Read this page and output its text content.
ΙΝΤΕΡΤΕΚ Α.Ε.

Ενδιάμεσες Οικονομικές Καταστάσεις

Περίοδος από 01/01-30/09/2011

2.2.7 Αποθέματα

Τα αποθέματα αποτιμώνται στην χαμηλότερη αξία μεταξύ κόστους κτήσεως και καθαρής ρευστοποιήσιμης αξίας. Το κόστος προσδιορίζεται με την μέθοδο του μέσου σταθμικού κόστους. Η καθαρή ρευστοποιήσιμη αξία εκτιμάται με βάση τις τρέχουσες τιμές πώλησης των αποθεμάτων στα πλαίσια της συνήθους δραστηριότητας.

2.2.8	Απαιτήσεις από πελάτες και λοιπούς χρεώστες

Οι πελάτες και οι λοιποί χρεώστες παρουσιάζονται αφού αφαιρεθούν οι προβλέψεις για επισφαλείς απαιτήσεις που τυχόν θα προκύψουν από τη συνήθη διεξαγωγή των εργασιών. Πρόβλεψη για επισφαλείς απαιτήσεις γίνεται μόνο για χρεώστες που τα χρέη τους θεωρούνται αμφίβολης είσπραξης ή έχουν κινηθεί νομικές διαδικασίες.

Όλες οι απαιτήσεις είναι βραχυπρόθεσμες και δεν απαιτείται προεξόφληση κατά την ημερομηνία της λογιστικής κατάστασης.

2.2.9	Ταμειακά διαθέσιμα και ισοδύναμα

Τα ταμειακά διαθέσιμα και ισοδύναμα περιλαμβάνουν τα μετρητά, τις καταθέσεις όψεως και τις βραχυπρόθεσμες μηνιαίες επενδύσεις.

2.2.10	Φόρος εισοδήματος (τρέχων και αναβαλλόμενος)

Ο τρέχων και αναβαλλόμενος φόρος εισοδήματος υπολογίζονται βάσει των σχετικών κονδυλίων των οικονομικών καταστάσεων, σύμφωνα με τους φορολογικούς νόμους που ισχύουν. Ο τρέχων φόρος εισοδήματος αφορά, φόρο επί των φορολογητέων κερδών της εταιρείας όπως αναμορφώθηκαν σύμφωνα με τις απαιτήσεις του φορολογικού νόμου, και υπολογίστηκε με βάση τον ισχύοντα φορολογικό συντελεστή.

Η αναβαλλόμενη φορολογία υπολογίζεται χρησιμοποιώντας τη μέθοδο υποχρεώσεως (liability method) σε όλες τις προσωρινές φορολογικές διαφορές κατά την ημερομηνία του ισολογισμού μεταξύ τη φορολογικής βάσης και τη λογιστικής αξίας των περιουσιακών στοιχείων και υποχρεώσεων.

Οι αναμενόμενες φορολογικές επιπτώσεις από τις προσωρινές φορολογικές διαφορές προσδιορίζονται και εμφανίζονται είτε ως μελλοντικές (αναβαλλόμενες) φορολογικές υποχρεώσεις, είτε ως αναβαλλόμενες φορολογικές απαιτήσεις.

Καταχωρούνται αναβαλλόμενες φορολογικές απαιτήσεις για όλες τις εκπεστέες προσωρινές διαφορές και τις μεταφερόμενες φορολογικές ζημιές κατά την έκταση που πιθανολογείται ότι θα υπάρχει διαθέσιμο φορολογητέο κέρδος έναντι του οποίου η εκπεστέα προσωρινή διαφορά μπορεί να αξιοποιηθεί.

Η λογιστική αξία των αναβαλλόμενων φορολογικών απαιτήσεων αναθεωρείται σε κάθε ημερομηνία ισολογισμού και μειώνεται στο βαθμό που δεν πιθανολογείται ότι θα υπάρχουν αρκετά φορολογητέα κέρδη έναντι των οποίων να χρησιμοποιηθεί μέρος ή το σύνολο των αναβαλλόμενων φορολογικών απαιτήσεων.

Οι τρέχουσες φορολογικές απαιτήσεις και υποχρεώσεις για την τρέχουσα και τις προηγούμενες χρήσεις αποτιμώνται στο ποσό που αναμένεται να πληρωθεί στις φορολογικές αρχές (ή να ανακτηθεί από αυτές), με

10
——————
What you are asked to do
Extract every entry above as it appears.

Reply
Read this page and output its text content.
ΙΝΤΕΡΤΕΚ Α.Ε.

Ενδιάμεσες Οικονομικές Καταστάσεις

Περίοδος από 01/01-30/09/2011

2.2.7 Αποθέματα

Τα αποθέματα αποτιμώνται στην χαμηλότερη αξία μεταξύ κόστους κτήσεως και καθαρής ρευστοποιήσιμης αξίας. Το κόστος προσδιορίζεται με την μέθοδο του μέσου σταθμικού κόστους. Η καθαρή ρευστοποιήσιμη αξία εκτιμάται με βάση τις τρέχουσες τιμές πώλησης των αποθεμάτων στα πλαίσια της συνήθους δραστηριότητας.

2.2.8	Απαιτήσεις από πελάτες και λοιπούς χρεώστες

Οι πελάτες και οι λοιποί χρεώστες παρουσιάζονται αφού αφαιρεθούν οι προβλέψεις για επισφαλείς απαιτήσεις που τυχόν θα προκύψουν από τη συνήθη διεξαγωγή των εργασιών. Πρόβλεψη για επισφαλείς απαιτήσεις γίνεται μόνο για χρεώστες που τα χρέη τους θεωρούνται αμφίβολης είσπραξης ή έχουν κινηθεί νομικές διαδικασίες.

Όλες οι απαιτήσεις είναι βραχυπρόθεσμες και δεν απαιτείται προεξόφληση κατά την ημερομηνία της λογιστικής κατάστασης.

2.2.9	Ταμειακά διαθέσιμα και ισοδύναμα

Τα ταμειακά διαθέσιμα και ισοδύναμα περιλαμβάνουν τα μετρητά, τις καταθέσεις όψεως και τις βραχυπρόθεσμες μηνιαίες επενδύσεις.

2.2.10	Φόρος εισοδήματος (τρέχων και αναβαλλόμενος)

Ο τρέχων και αναβαλλόμενος φόρος εισοδήματος υπολογίζονται βάσει των σχετικών κονδυλίων των οικονομικών καταστάσεων, σύμφωνα με τους φορολογικούς νόμους που ισχύουν. Ο τρέχων φόρος εισοδήματος αφορά, φόρο επί των φορολογητέων κερδών της εταιρείας όπως αναμορφώθηκαν σύμφωνα με τις απαιτήσεις του φορολογικού νόμου, και υπολογίστηκε με βάση τον ισχύοντα φορολογικό συντελεστή.

Η αναβαλλόμενη φορολογία υπολογίζεται χρησιμοποιώντας τη μέθοδο υποχρεώσεως (liability method) σε όλες τις προσωρινές φορολογικές διαφορές κατά την ημερομηνία του ισολογισμού μεταξύ τη φορολογικής βάσης και τη λογιστικής αξίας των περιουσιακών στοιχείων και υποχρεώσεων.

Οι αναμενόμενες φορολογικές επιπτώσεις από τις προσωρινές φορολογικές διαφορές προσδιορίζονται και εμφανίζονται είτε ως μελλοντικές (αναβαλλόμενες) φορολογικές υποχρεώσεις, είτε ως αναβαλλόμενες φορολογικές απαιτήσεις.

Καταχωρούνται αναβαλλόμενες φορολογικές απαιτήσεις για όλες τις εκπεστέες προσωρινές διαφορές και τις μεταφερόμενες φορολογικές ζημιές κατά την έκταση που πιθανολογείται ότι θα υπάρχει διαθέσιμο φορολογητέο κέρδος έναντι του οποίου η εκπεστέα προσωρινή διαφορά μπορεί να αξιοποιηθεί.

Η λογιστική αξία των αναβαλλόμενων φορολογικών απαιτήσεων αναθεωρείται σε κάθε ημερομηνία ισολογισμού και μειώνεται στο βαθμό που δεν πιθανολογείται ότι θα υπάρχουν αρκετά φορολογητέα κέρδη έναντι των οποίων να χρησιμοποιηθεί μέρος ή το σύνολο των αναβαλλόμενων φορολογικών απαιτήσεων.

Οι τρέχουσες φορολογικές απαιτήσεις και υποχρεώσεις για την τρέχουσα και τις προηγούμενες χρήσεις αποτιμώνται στο ποσό που αναμένεται να πληρωθεί στις φορολογικές αρχές (ή να ανακτηθεί από αυτές), με

10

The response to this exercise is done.